(Task goal):
Reproduce the listing below word for word, with no pictures.
# START OF Task input
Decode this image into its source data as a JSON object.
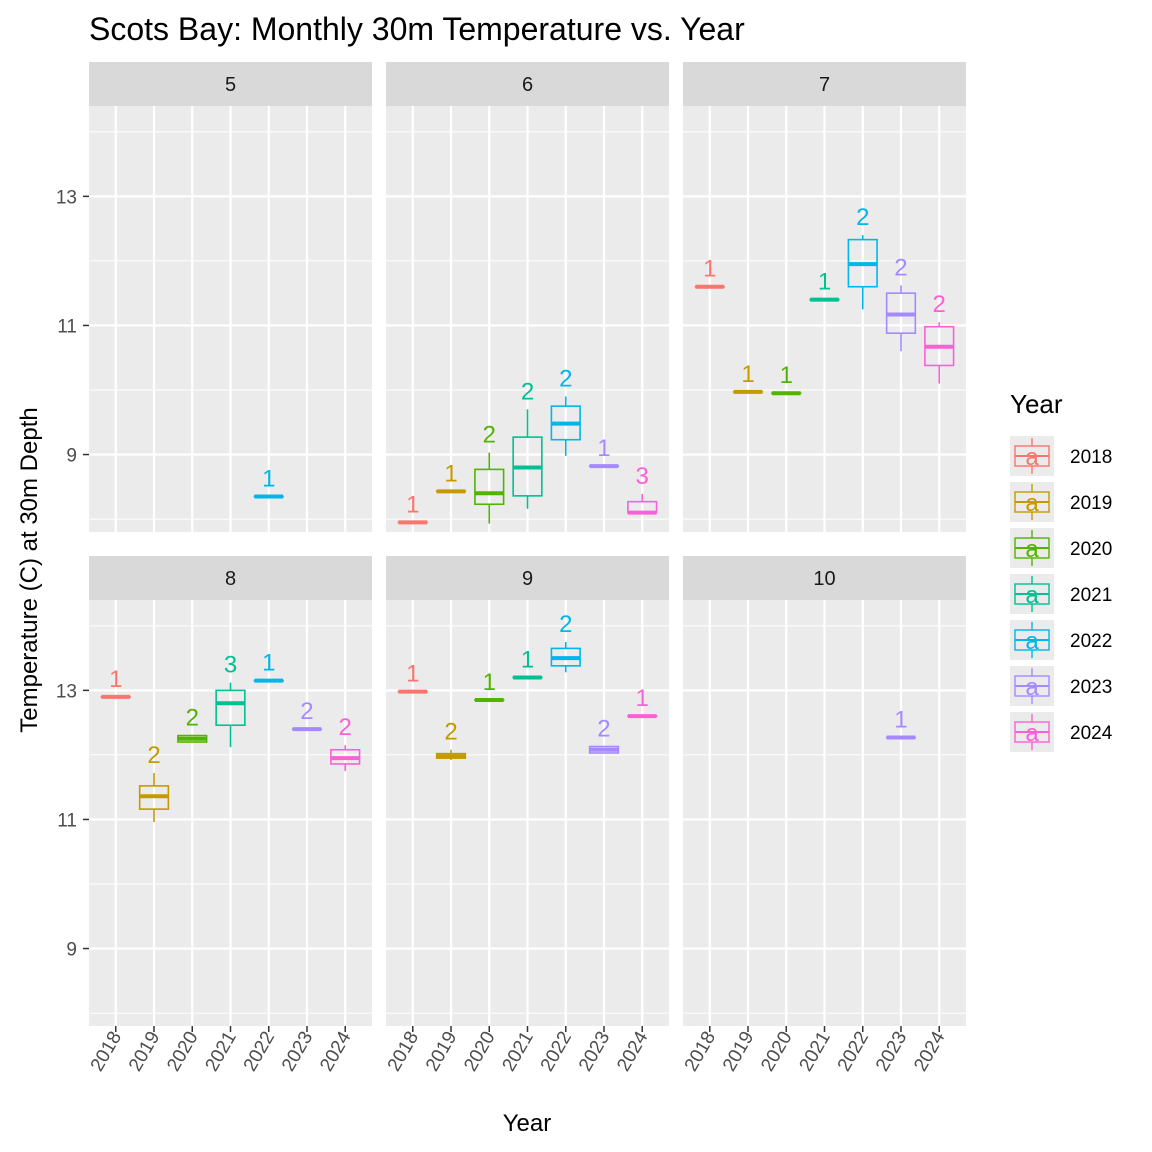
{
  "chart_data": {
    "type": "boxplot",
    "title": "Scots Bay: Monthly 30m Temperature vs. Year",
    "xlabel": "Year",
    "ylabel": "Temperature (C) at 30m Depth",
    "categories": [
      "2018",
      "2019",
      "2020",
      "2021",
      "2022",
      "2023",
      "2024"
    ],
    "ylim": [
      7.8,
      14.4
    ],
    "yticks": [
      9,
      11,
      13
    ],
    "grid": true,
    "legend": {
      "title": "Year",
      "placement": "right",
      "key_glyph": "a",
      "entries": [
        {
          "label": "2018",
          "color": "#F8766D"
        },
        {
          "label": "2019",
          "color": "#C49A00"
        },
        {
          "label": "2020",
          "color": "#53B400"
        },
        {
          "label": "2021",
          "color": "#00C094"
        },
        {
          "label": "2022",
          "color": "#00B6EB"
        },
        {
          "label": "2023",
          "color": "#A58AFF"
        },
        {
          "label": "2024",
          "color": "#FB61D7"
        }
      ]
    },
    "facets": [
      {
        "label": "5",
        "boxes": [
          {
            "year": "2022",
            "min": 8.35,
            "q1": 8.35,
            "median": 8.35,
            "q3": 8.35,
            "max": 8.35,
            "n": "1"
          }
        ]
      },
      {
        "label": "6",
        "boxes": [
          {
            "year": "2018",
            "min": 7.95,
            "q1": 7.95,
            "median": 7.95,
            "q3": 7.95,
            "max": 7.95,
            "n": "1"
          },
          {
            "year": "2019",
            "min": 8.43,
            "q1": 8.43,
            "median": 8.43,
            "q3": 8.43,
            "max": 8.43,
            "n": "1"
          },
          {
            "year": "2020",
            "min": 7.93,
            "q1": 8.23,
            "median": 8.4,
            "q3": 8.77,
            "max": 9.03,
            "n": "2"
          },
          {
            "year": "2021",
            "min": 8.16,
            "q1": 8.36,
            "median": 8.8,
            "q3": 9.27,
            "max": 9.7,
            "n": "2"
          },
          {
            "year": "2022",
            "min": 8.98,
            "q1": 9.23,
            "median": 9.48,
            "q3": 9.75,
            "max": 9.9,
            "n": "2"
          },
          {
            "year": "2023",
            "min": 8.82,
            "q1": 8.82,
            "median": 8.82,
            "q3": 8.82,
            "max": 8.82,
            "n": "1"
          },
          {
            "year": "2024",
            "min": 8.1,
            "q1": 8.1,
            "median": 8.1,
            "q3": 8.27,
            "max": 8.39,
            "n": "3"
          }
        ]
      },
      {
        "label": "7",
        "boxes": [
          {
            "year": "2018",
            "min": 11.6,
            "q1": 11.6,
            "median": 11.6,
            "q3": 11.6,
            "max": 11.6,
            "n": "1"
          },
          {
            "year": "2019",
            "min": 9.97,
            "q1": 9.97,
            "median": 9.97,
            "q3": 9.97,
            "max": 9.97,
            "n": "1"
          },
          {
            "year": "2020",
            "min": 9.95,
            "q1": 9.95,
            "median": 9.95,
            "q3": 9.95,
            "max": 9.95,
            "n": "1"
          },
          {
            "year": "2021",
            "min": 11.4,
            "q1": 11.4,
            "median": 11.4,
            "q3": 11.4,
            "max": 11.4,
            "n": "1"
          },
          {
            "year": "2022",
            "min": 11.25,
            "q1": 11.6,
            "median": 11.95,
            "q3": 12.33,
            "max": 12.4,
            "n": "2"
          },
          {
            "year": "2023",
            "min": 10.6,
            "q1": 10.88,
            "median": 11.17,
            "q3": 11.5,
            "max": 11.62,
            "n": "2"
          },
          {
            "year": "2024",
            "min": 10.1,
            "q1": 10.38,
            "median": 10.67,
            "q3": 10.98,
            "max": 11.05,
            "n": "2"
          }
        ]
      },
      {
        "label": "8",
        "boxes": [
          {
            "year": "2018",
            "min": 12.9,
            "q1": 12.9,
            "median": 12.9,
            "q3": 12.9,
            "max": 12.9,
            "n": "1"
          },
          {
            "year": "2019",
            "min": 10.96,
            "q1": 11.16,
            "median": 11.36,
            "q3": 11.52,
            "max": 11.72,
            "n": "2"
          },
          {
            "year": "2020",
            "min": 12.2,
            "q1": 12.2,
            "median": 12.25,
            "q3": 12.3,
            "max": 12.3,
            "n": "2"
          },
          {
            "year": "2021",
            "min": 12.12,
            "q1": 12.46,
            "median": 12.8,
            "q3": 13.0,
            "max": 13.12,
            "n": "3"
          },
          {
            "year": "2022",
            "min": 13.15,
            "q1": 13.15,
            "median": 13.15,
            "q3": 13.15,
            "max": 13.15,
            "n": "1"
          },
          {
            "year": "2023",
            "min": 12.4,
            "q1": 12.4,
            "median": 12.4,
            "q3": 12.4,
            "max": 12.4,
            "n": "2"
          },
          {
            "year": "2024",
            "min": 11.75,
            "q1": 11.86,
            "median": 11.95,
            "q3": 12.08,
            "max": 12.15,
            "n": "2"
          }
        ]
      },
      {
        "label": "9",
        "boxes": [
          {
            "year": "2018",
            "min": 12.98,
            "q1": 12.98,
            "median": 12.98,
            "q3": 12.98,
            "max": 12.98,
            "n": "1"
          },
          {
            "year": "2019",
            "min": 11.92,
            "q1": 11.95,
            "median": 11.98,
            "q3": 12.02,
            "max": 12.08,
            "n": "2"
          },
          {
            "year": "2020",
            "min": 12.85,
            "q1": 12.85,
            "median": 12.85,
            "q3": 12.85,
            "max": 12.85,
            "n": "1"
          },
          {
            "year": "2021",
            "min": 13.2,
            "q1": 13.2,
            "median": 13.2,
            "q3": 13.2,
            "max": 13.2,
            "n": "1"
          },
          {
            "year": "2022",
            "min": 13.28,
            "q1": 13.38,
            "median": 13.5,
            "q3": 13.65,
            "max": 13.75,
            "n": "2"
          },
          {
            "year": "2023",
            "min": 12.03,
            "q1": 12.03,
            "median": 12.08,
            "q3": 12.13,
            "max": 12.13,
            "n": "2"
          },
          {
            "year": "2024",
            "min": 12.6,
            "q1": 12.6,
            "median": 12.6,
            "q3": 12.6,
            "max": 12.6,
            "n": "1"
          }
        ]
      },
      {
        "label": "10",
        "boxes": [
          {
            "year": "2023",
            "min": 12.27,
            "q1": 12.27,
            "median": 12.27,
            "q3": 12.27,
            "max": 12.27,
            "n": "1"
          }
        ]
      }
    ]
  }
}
# END OF Task input
(Answer):
Decode this image into its source data as a JSON object.
{
  "chart_data": {
    "type": "boxplot",
    "title": "Scots Bay: Monthly 30m Temperature vs. Year",
    "xlabel": "Year",
    "ylabel": "Temperature (C) at 30m Depth",
    "categories": [
      "2018",
      "2019",
      "2020",
      "2021",
      "2022",
      "2023",
      "2024"
    ],
    "ylim": [
      7.8,
      14.4
    ],
    "yticks": [
      9,
      11,
      13
    ],
    "grid": true,
    "legend": {
      "title": "Year",
      "placement": "right",
      "key_glyph": "a",
      "entries": [
        {
          "label": "2018",
          "color": "#F8766D"
        },
        {
          "label": "2019",
          "color": "#C49A00"
        },
        {
          "label": "2020",
          "color": "#53B400"
        },
        {
          "label": "2021",
          "color": "#00C094"
        },
        {
          "label": "2022",
          "color": "#00B6EB"
        },
        {
          "label": "2023",
          "color": "#A58AFF"
        },
        {
          "label": "2024",
          "color": "#FB61D7"
        }
      ]
    },
    "facets": [
      {
        "label": "5",
        "boxes": [
          {
            "year": "2022",
            "min": 8.35,
            "q1": 8.35,
            "median": 8.35,
            "q3": 8.35,
            "max": 8.35,
            "n": "1"
          }
        ]
      },
      {
        "label": "6",
        "boxes": [
          {
            "year": "2018",
            "min": 7.95,
            "q1": 7.95,
            "median": 7.95,
            "q3": 7.95,
            "max": 7.95,
            "n": "1"
          },
          {
            "year": "2019",
            "min": 8.43,
            "q1": 8.43,
            "median": 8.43,
            "q3": 8.43,
            "max": 8.43,
            "n": "1"
          },
          {
            "year": "2020",
            "min": 7.93,
            "q1": 8.23,
            "median": 8.4,
            "q3": 8.77,
            "max": 9.03,
            "n": "2"
          },
          {
            "year": "2021",
            "min": 8.16,
            "q1": 8.36,
            "median": 8.8,
            "q3": 9.27,
            "max": 9.7,
            "n": "2"
          },
          {
            "year": "2022",
            "min": 8.98,
            "q1": 9.23,
            "median": 9.48,
            "q3": 9.75,
            "max": 9.9,
            "n": "2"
          },
          {
            "year": "2023",
            "min": 8.82,
            "q1": 8.82,
            "median": 8.82,
            "q3": 8.82,
            "max": 8.82,
            "n": "1"
          },
          {
            "year": "2024",
            "min": 8.1,
            "q1": 8.1,
            "median": 8.1,
            "q3": 8.27,
            "max": 8.39,
            "n": "3"
          }
        ]
      },
      {
        "label": "7",
        "boxes": [
          {
            "year": "2018",
            "min": 11.6,
            "q1": 11.6,
            "median": 11.6,
            "q3": 11.6,
            "max": 11.6,
            "n": "1"
          },
          {
            "year": "2019",
            "min": 9.97,
            "q1": 9.97,
            "median": 9.97,
            "q3": 9.97,
            "max": 9.97,
            "n": "1"
          },
          {
            "year": "2020",
            "min": 9.95,
            "q1": 9.95,
            "median": 9.95,
            "q3": 9.95,
            "max": 9.95,
            "n": "1"
          },
          {
            "year": "2021",
            "min": 11.4,
            "q1": 11.4,
            "median": 11.4,
            "q3": 11.4,
            "max": 11.4,
            "n": "1"
          },
          {
            "year": "2022",
            "min": 11.25,
            "q1": 11.6,
            "median": 11.95,
            "q3": 12.33,
            "max": 12.4,
            "n": "2"
          },
          {
            "year": "2023",
            "min": 10.6,
            "q1": 10.88,
            "median": 11.17,
            "q3": 11.5,
            "max": 11.62,
            "n": "2"
          },
          {
            "year": "2024",
            "min": 10.1,
            "q1": 10.38,
            "median": 10.67,
            "q3": 10.98,
            "max": 11.05,
            "n": "2"
          }
        ]
      },
      {
        "label": "8",
        "boxes": [
          {
            "year": "2018",
            "min": 12.9,
            "q1": 12.9,
            "median": 12.9,
            "q3": 12.9,
            "max": 12.9,
            "n": "1"
          },
          {
            "year": "2019",
            "min": 10.96,
            "q1": 11.16,
            "median": 11.36,
            "q3": 11.52,
            "max": 11.72,
            "n": "2"
          },
          {
            "year": "2020",
            "min": 12.2,
            "q1": 12.2,
            "median": 12.25,
            "q3": 12.3,
            "max": 12.3,
            "n": "2"
          },
          {
            "year": "2021",
            "min": 12.12,
            "q1": 12.46,
            "median": 12.8,
            "q3": 13.0,
            "max": 13.12,
            "n": "3"
          },
          {
            "year": "2022",
            "min": 13.15,
            "q1": 13.15,
            "median": 13.15,
            "q3": 13.15,
            "max": 13.15,
            "n": "1"
          },
          {
            "year": "2023",
            "min": 12.4,
            "q1": 12.4,
            "median": 12.4,
            "q3": 12.4,
            "max": 12.4,
            "n": "2"
          },
          {
            "year": "2024",
            "min": 11.75,
            "q1": 11.86,
            "median": 11.95,
            "q3": 12.08,
            "max": 12.15,
            "n": "2"
          }
        ]
      },
      {
        "label": "9",
        "boxes": [
          {
            "year": "2018",
            "min": 12.98,
            "q1": 12.98,
            "median": 12.98,
            "q3": 12.98,
            "max": 12.98,
            "n": "1"
          },
          {
            "year": "2019",
            "min": 11.92,
            "q1": 11.95,
            "median": 11.98,
            "q3": 12.02,
            "max": 12.08,
            "n": "2"
          },
          {
            "year": "2020",
            "min": 12.85,
            "q1": 12.85,
            "median": 12.85,
            "q3": 12.85,
            "max": 12.85,
            "n": "1"
          },
          {
            "year": "2021",
            "min": 13.2,
            "q1": 13.2,
            "median": 13.2,
            "q3": 13.2,
            "max": 13.2,
            "n": "1"
          },
          {
            "year": "2022",
            "min": 13.28,
            "q1": 13.38,
            "median": 13.5,
            "q3": 13.65,
            "max": 13.75,
            "n": "2"
          },
          {
            "year": "2023",
            "min": 12.03,
            "q1": 12.03,
            "median": 12.08,
            "q3": 12.13,
            "max": 12.13,
            "n": "2"
          },
          {
            "year": "2024",
            "min": 12.6,
            "q1": 12.6,
            "median": 12.6,
            "q3": 12.6,
            "max": 12.6,
            "n": "1"
          }
        ]
      },
      {
        "label": "10",
        "boxes": [
          {
            "year": "2023",
            "min": 12.27,
            "q1": 12.27,
            "median": 12.27,
            "q3": 12.27,
            "max": 12.27,
            "n": "1"
          }
        ]
      }
    ]
  }
}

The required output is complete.